=== What you need to do ===
Pictures do not belong in the copy; transcribe everything else in the records exactly.

Data tied to figure images:
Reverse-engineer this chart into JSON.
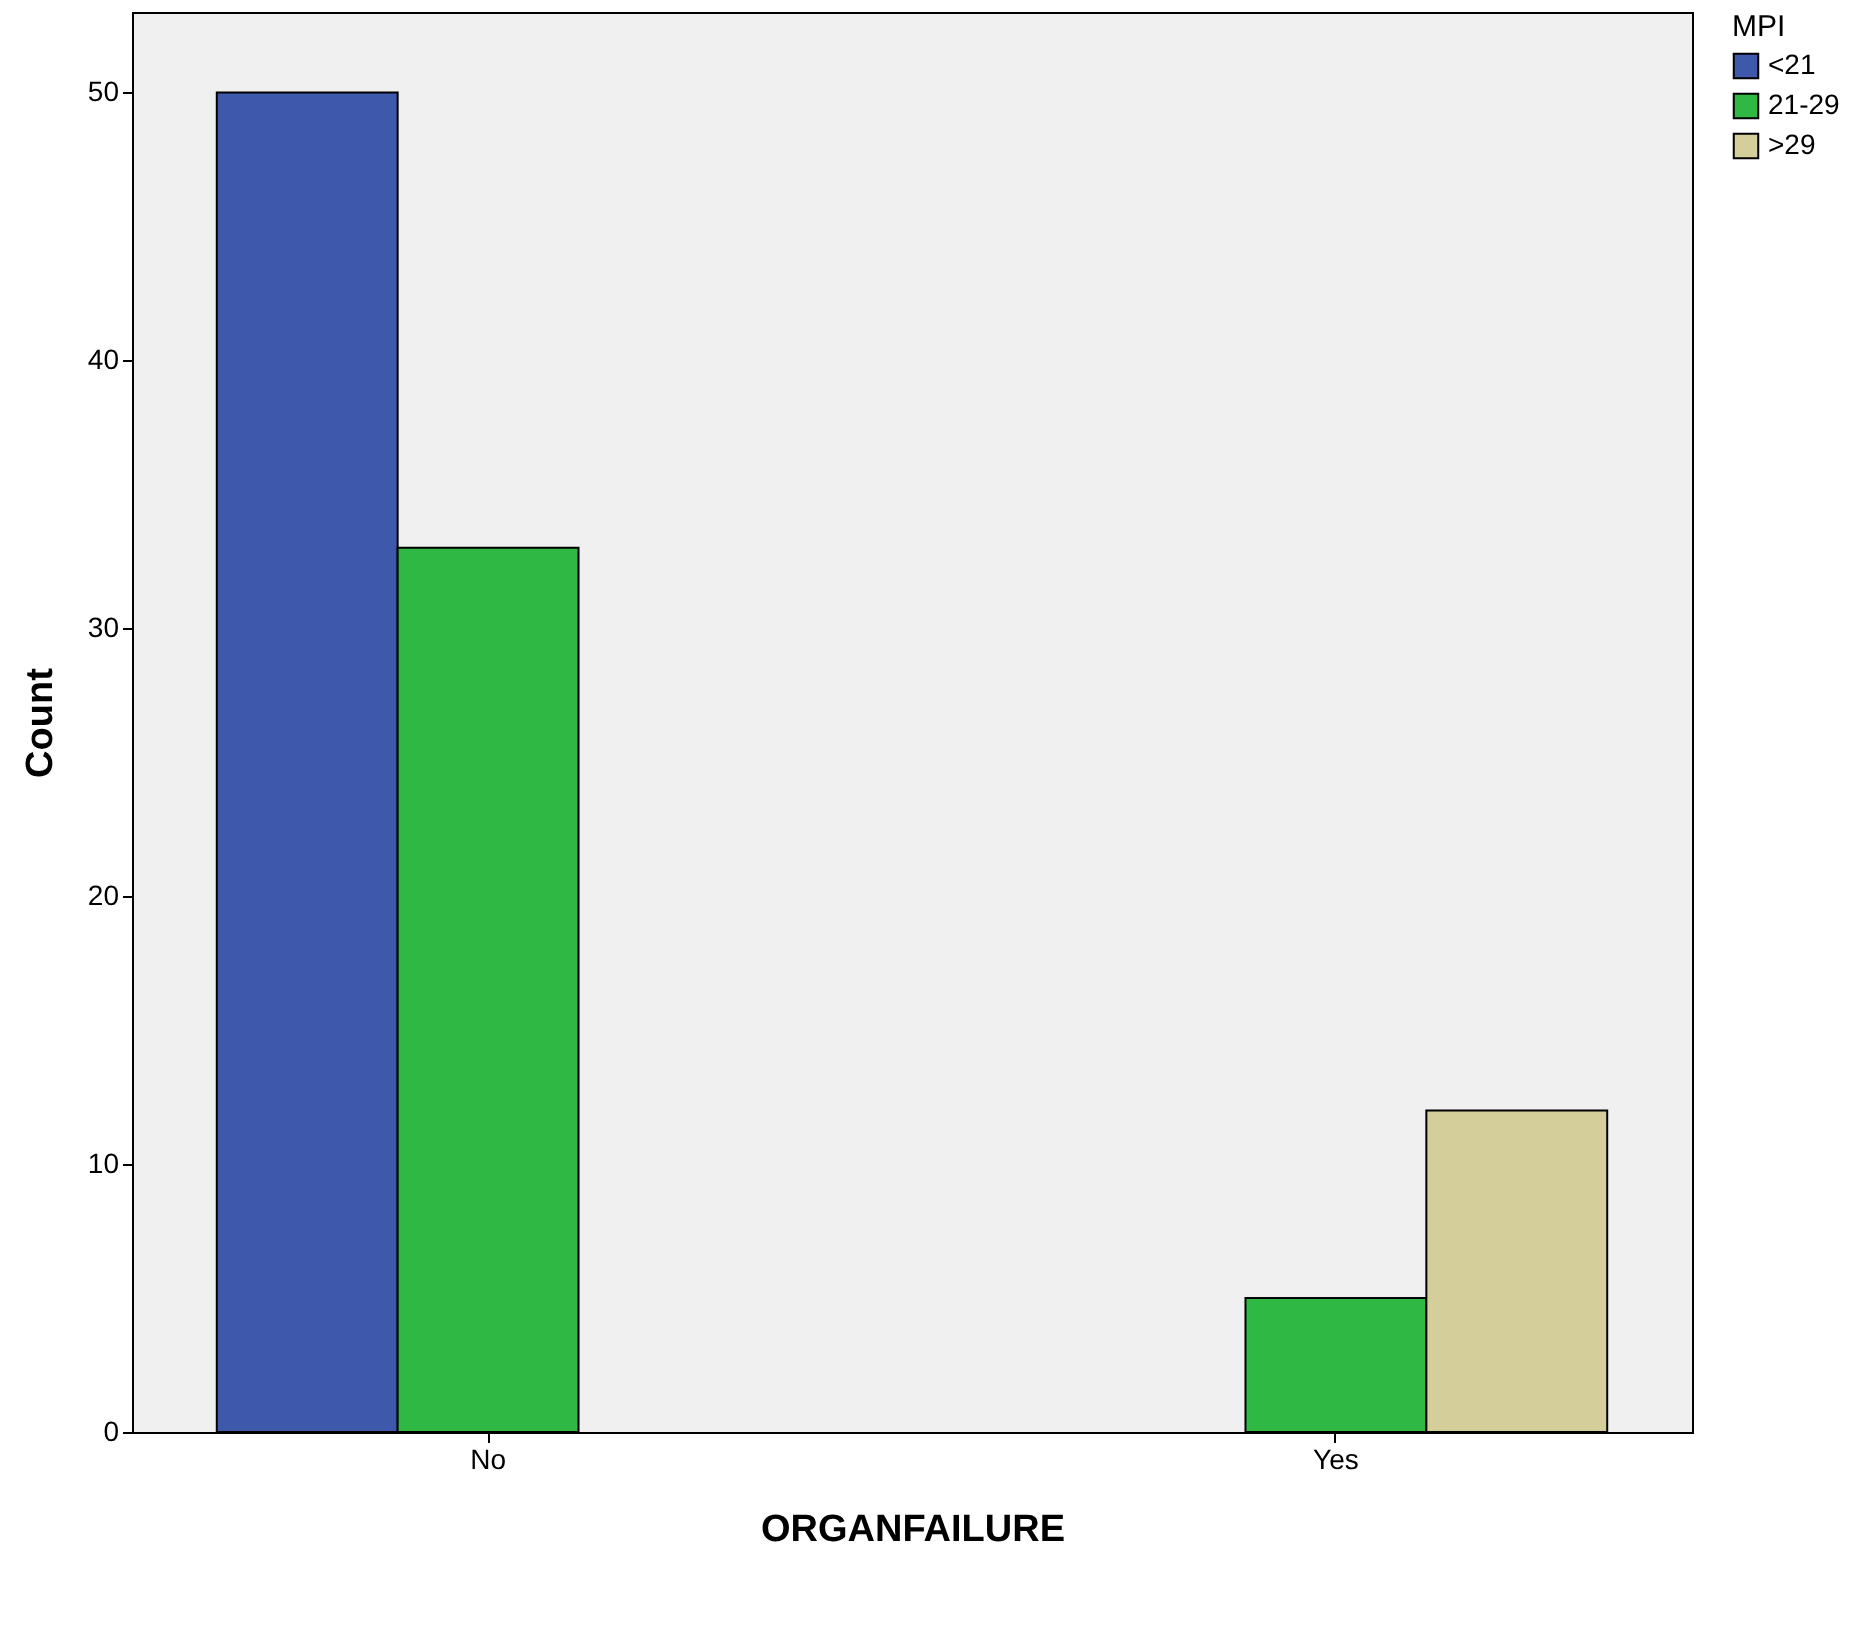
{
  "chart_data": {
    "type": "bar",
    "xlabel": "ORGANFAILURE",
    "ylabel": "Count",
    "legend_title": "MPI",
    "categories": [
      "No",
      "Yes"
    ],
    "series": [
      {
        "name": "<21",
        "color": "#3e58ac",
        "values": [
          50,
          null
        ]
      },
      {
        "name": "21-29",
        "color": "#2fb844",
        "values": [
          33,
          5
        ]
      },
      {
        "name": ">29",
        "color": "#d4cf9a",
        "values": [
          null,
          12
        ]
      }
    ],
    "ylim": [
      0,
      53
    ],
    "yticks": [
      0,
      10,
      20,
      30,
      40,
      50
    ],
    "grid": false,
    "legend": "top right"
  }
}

=== Output below ===
Reverse-engineer this chart into JSON.
{
  "chart_data": {
    "type": "bar",
    "xlabel": "ORGANFAILURE",
    "ylabel": "Count",
    "legend_title": "MPI",
    "categories": [
      "No",
      "Yes"
    ],
    "series": [
      {
        "name": "<21",
        "color": "#3e58ac",
        "values": [
          50,
          null
        ]
      },
      {
        "name": "21-29",
        "color": "#2fb844",
        "values": [
          33,
          5
        ]
      },
      {
        "name": ">29",
        "color": "#d4cf9a",
        "values": [
          null,
          12
        ]
      }
    ],
    "ylim": [
      0,
      53
    ],
    "yticks": [
      0,
      10,
      20,
      30,
      40,
      50
    ],
    "grid": false,
    "legend": "top right"
  }
}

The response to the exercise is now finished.